What you will do: Copy each line in which the string "using" occurs.

Record set:
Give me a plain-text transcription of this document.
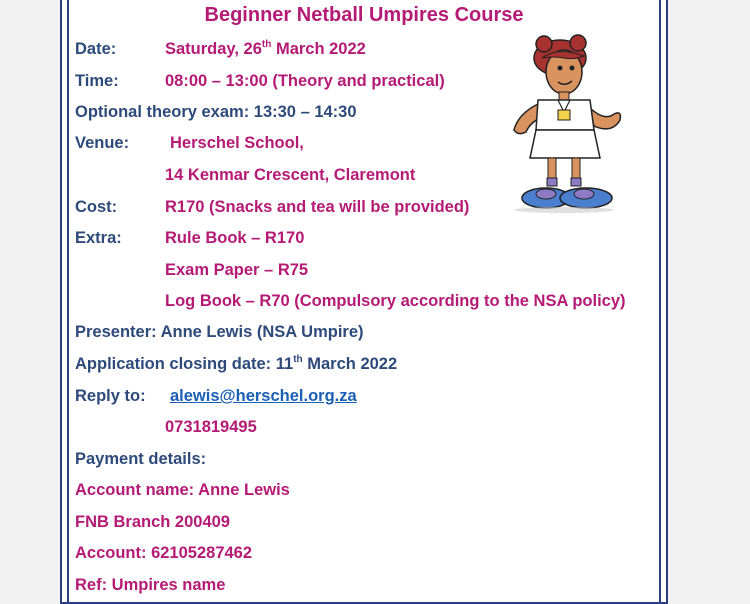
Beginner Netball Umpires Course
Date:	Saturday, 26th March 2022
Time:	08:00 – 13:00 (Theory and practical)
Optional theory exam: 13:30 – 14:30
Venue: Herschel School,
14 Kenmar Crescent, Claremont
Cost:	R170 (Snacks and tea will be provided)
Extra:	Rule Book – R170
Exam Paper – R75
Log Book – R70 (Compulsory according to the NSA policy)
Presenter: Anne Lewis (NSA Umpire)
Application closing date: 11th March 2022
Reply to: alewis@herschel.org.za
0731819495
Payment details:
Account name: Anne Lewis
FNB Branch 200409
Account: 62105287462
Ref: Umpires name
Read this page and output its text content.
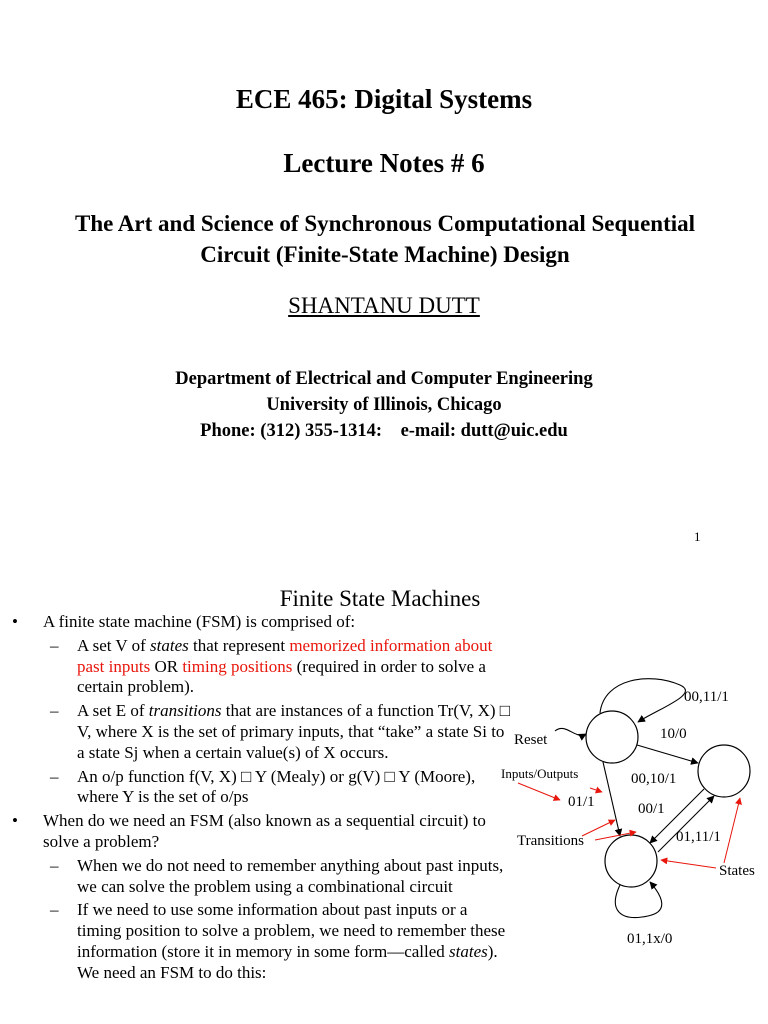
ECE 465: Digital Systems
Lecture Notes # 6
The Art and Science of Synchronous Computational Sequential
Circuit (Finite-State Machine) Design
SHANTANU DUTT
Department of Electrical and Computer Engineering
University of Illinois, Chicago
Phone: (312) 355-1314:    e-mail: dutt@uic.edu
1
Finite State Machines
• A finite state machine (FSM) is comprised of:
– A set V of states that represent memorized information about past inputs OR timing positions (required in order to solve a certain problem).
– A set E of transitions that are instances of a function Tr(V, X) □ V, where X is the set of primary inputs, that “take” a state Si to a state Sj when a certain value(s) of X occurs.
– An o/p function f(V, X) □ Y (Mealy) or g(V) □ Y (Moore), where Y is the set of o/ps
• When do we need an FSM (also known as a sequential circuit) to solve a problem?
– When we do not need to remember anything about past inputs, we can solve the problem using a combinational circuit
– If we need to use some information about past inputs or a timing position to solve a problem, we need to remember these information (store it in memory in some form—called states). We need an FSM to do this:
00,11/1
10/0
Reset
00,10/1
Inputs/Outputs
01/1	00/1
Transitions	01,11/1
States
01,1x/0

==

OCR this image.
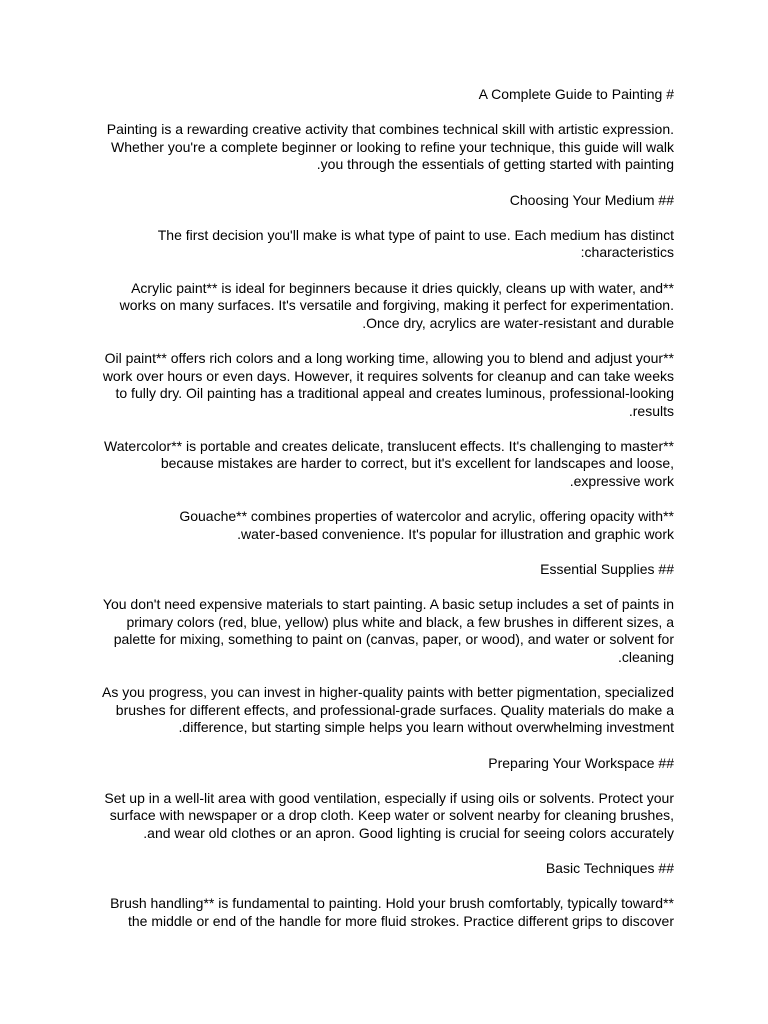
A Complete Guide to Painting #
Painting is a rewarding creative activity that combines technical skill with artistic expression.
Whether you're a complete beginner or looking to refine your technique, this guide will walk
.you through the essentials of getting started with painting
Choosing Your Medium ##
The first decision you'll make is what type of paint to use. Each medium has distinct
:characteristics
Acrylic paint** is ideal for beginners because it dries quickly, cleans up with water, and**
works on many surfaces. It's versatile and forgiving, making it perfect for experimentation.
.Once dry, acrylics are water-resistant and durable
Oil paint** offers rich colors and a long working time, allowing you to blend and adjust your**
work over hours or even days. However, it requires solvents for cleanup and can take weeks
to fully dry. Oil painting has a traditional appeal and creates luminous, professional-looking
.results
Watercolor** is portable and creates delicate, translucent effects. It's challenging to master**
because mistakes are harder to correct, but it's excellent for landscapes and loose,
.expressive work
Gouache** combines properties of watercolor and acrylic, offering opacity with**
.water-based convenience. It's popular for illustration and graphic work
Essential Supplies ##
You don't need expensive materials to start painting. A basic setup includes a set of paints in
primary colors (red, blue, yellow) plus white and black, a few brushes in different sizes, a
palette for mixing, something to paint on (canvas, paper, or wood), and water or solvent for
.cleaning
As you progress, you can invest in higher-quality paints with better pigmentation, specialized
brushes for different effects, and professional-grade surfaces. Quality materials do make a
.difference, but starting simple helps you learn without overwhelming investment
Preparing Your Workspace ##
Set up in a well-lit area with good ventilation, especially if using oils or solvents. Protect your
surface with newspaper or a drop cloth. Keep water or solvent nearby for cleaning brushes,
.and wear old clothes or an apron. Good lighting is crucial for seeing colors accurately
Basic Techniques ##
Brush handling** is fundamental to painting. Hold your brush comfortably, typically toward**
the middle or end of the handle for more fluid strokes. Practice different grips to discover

==

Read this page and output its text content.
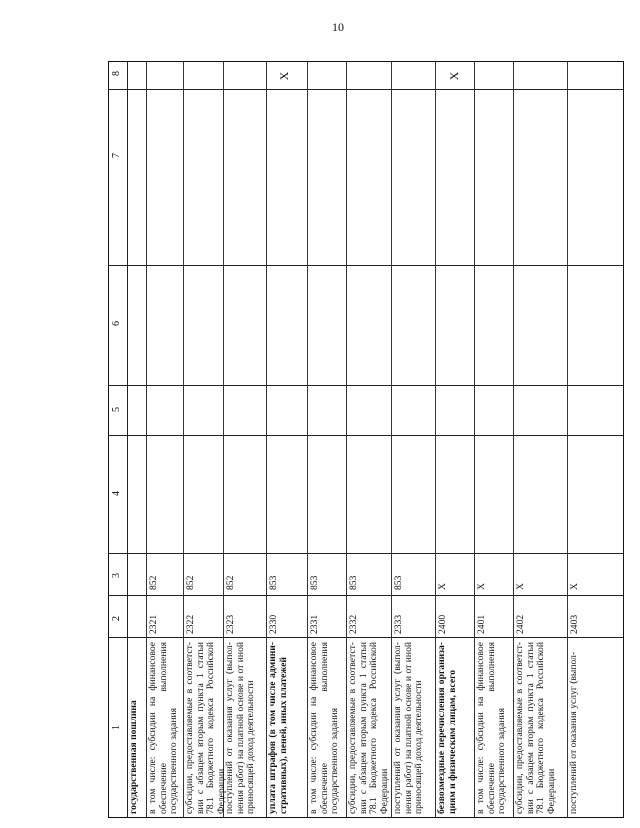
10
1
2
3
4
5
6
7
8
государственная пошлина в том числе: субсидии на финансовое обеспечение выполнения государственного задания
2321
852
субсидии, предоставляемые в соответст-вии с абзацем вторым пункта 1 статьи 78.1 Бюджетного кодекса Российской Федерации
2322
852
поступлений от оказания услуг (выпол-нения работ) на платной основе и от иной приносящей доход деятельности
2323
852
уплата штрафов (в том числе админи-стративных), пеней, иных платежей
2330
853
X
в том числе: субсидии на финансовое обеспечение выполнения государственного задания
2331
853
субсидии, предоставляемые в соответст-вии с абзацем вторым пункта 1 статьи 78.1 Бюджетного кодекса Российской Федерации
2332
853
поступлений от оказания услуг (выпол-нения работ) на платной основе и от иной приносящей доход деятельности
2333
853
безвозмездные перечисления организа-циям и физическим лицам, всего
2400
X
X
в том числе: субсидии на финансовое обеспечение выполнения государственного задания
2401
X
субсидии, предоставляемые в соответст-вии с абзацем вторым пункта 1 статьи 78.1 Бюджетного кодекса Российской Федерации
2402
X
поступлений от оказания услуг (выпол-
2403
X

Expected output:
– When we do not need to remember anything about past inputs, we can solve the problem using a combinational circuit
Set up in a well-lit area with good ventilation, especially if using oils or solvents. Protect your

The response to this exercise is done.